_WORK TO COMPLETE_
Each line containing the word "nedrivninger" should be found and copied.

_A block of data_
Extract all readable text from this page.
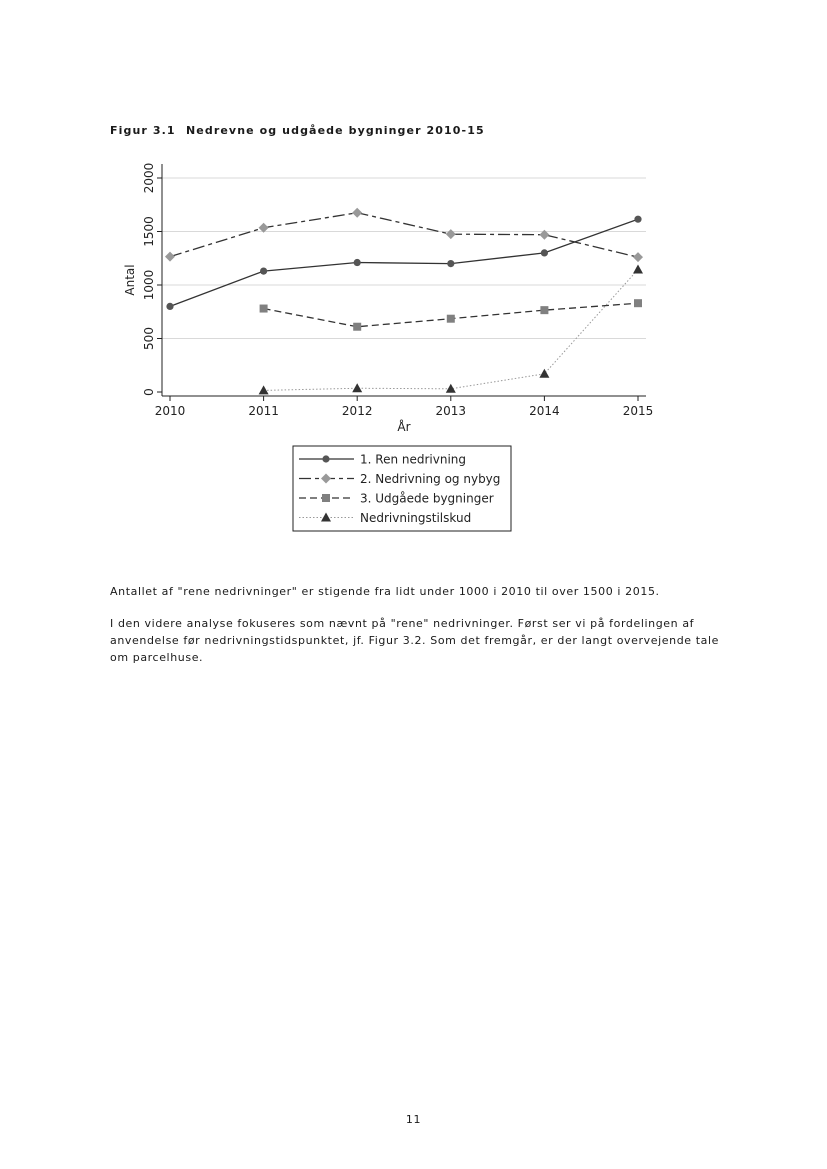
Figur 3.1 Nedrevne og udgåede bygninger 2010-15
0
500
1000
1500
2000
2010	2011	2012	2013	2014	2015
Antal
År
1. Ren nedrivning
2. Nedrivning og nybyg
3. Udgåede bygninger
Nedrivningstilskud
Antallet af "rene nedrivninger" er stigende fra lidt under 1000 i 2010 til over 1500 i 2015.
I den videre analyse fokuseres som nævnt på "rene" nedrivninger. Først ser vi på fordelingen af anvendelse før nedrivningstidspunktet, jf. Figur 3.2. Som det fremgår, er der langt overvejende tale om parcelhuse.
11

_RESULT OF THE TASK_
Antallet af "rene nedrivninger" er stigende fra lidt under 1000 i 2010 til over 1500 i 2015.
I den videre analyse fokuseres som nævnt på "rene" nedrivninger. Først ser vi på fordelingen af anvendelse før nedrivningstidspunktet, jf. Figur 3.2. Som det fremgår, er der langt overvejende tale om parcelhuse.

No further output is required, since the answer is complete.